--- Begin ---

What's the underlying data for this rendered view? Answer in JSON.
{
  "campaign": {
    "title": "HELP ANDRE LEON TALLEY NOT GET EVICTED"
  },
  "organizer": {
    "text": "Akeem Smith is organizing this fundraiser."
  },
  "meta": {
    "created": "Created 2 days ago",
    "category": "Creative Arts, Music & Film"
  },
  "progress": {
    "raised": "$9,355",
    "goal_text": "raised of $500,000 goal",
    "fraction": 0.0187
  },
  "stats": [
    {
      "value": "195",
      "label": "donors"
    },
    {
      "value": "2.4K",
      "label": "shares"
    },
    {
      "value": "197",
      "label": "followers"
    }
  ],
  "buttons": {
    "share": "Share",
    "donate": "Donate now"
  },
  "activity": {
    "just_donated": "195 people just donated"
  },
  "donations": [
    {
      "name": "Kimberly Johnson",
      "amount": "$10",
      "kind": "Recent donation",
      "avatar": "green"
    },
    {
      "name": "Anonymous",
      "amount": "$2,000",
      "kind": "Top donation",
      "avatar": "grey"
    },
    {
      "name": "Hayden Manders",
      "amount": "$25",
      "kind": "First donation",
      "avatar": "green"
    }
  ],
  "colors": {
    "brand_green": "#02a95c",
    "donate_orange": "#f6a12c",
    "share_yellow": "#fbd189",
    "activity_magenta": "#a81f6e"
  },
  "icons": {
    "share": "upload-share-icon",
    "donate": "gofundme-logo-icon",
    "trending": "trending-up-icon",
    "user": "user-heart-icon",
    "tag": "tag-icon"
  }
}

--- End ---

#### EXERCISE DETAILS
All the entries above need to be reproduced exactly.

#### TASK SOLUTION
What's the underlying data for this rendered view? Answer in JSON.
{
  "campaign": {
    "title": "HELP ANDRE LEON TALLEY NOT GET EVICTED"
  },
  "organizer": {
    "text": "Akeem Smith is organizing this fundraiser."
  },
  "meta": {
    "created": "Created 2 days ago",
    "category": "Creative Arts, Music & Film"
  },
  "progress": {
    "raised": "$9,355",
    "goal_text": "raised of $500,000 goal",
    "fraction": 0.0187
  },
  "stats": [
    {
      "value": "195",
      "label": "donors"
    },
    {
      "value": "2.4K",
      "label": "shares"
    },
    {
      "value": "197",
      "label": "followers"
    }
  ],
  "buttons": {
    "share": "Share",
    "donate": "Donate now"
  },
  "activity": {
    "just_donated": "195 people just donated"
  },
  "donations": [
    {
      "name": "Kimberly Johnson",
      "amount": "$10",
      "kind": "Recent donation",
      "avatar": "green"
    },
    {
      "name": "Anonymous",
      "amount": "$2,000",
      "kind": "Top donation",
      "avatar": "grey"
    },
    {
      "name": "Hayden Manders",
      "amount": "$25",
      "kind": "First donation",
      "avatar": "green"
    }
  ],
  "colors": {
    "brand_green": "#02a95c",
    "donate_orange": "#f6a12c",
    "share_yellow": "#fbd189",
    "activity_magenta": "#a81f6e"
  },
  "icons": {
    "share": "upload-share-icon",
    "donate": "gofundme-logo-icon",
    "trending": "trending-up-icon",
    "user": "user-heart-icon",
    "tag": "tag-icon"
  }
}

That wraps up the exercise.